* **EXERCISE PROMPT**: Every record should be copied exactly, except that pictures are to be omitted.

— Begin —

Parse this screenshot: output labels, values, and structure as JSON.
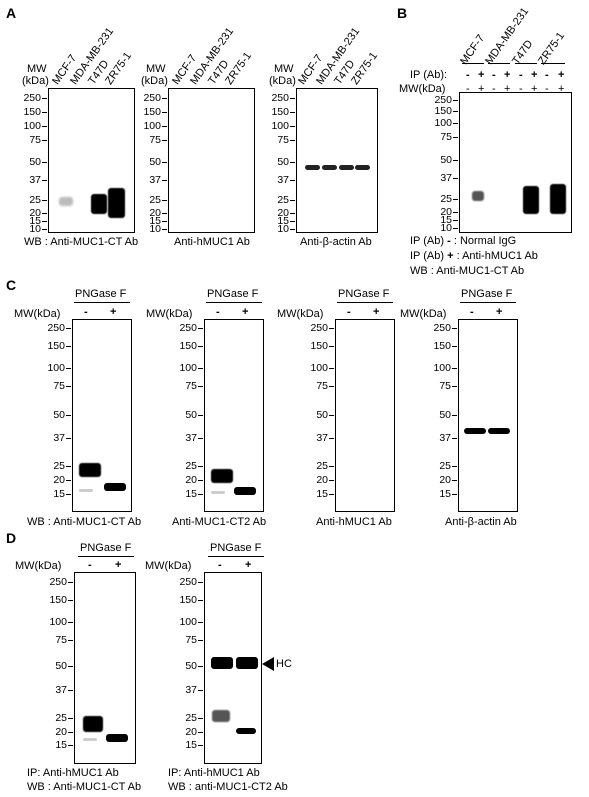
{
  "panel_A": {
    "letter": "A",
    "mw_label_1": "MW",
    "mw_label_2": "(kDa)",
    "cell_lines": [
      "MCF-7",
      "MDA-MB-231",
      "T47D",
      "ZR75-1"
    ],
    "markers": [
      "250",
      "150",
      "100",
      "75",
      "50",
      "37",
      "25",
      "20",
      "15",
      "10"
    ],
    "blot_labels": [
      "WB : Anti-MUC1-CT Ab",
      "Anti-hMUC1 Ab",
      "Anti-β-actin Ab"
    ]
  },
  "panel_B": {
    "letter": "B",
    "cell_lines": [
      "MCF-7",
      "MDA-MB-231",
      "T47D",
      "ZR75-1"
    ],
    "ip_row_label": "IP (Ab):",
    "mw_row_label": "MW(kDa)",
    "ip_signs": [
      "-",
      "+",
      "-",
      "+",
      "-",
      "+",
      "-",
      "+"
    ],
    "markers": [
      "250",
      "150",
      "100",
      "75",
      "50",
      "37",
      "25",
      "20",
      "15",
      "10"
    ],
    "legend": [
      {
        "prefix": "IP (Ab)",
        "sign": "-",
        "text": ": Normal IgG"
      },
      {
        "prefix": "IP (Ab)",
        "sign": "+",
        "text": ": Anti-hMUC1 Ab"
      },
      {
        "prefix": "WB",
        "sign": "",
        "text": ": Anti-MUC1-CT Ab"
      }
    ]
  },
  "panel_C": {
    "letter": "C",
    "treatment": "PNGase F",
    "mw_row_label": "MW(kDa)",
    "signs": [
      "-",
      "+"
    ],
    "markers": [
      "250",
      "150",
      "100",
      "75",
      "50",
      "37",
      "25",
      "20",
      "15"
    ],
    "blot_labels": [
      "WB : Anti-MUC1-CT Ab",
      "Anti-MUC1-CT2 Ab",
      "Anti-hMUC1 Ab",
      "Anti-β-actin Ab"
    ]
  },
  "panel_D": {
    "letter": "D",
    "treatment": "PNGase F",
    "mw_row_label": "MW(kDa)",
    "signs": [
      "-",
      "+"
    ],
    "markers": [
      "250",
      "150",
      "100",
      "75",
      "50",
      "37",
      "25",
      "20",
      "15"
    ],
    "hc_label": "HC",
    "blot1_labels": [
      "IP: Anti-hMUC1 Ab",
      "WB : Anti-MUC1-CT Ab"
    ],
    "blot2_labels": [
      "IP: Anti-hMUC1 Ab",
      "WB : anti-MUC1-CT2 Ab"
    ]
  }
}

— End —

* **WRITTEN REPLY**:
Parse this screenshot: output labels, values, and structure as JSON.
{
  "panel_A": {
    "letter": "A",
    "mw_label_1": "MW",
    "mw_label_2": "(kDa)",
    "cell_lines": [
      "MCF-7",
      "MDA-MB-231",
      "T47D",
      "ZR75-1"
    ],
    "markers": [
      "250",
      "150",
      "100",
      "75",
      "50",
      "37",
      "25",
      "20",
      "15",
      "10"
    ],
    "blot_labels": [
      "WB : Anti-MUC1-CT Ab",
      "Anti-hMUC1 Ab",
      "Anti-β-actin Ab"
    ]
  },
  "panel_B": {
    "letter": "B",
    "cell_lines": [
      "MCF-7",
      "MDA-MB-231",
      "T47D",
      "ZR75-1"
    ],
    "ip_row_label": "IP (Ab):",
    "mw_row_label": "MW(kDa)",
    "ip_signs": [
      "-",
      "+",
      "-",
      "+",
      "-",
      "+",
      "-",
      "+"
    ],
    "markers": [
      "250",
      "150",
      "100",
      "75",
      "50",
      "37",
      "25",
      "20",
      "15",
      "10"
    ],
    "legend": [
      {
        "prefix": "IP (Ab)",
        "sign": "-",
        "text": ": Normal IgG"
      },
      {
        "prefix": "IP (Ab)",
        "sign": "+",
        "text": ": Anti-hMUC1 Ab"
      },
      {
        "prefix": "WB",
        "sign": "",
        "text": ": Anti-MUC1-CT Ab"
      }
    ]
  },
  "panel_C": {
    "letter": "C",
    "treatment": "PNGase F",
    "mw_row_label": "MW(kDa)",
    "signs": [
      "-",
      "+"
    ],
    "markers": [
      "250",
      "150",
      "100",
      "75",
      "50",
      "37",
      "25",
      "20",
      "15"
    ],
    "blot_labels": [
      "WB : Anti-MUC1-CT Ab",
      "Anti-MUC1-CT2 Ab",
      "Anti-hMUC1 Ab",
      "Anti-β-actin Ab"
    ]
  },
  "panel_D": {
    "letter": "D",
    "treatment": "PNGase F",
    "mw_row_label": "MW(kDa)",
    "signs": [
      "-",
      "+"
    ],
    "markers": [
      "250",
      "150",
      "100",
      "75",
      "50",
      "37",
      "25",
      "20",
      "15"
    ],
    "hc_label": "HC",
    "blot1_labels": [
      "IP: Anti-hMUC1 Ab",
      "WB : Anti-MUC1-CT Ab"
    ],
    "blot2_labels": [
      "IP: Anti-hMUC1 Ab",
      "WB : anti-MUC1-CT2 Ab"
    ]
  }
}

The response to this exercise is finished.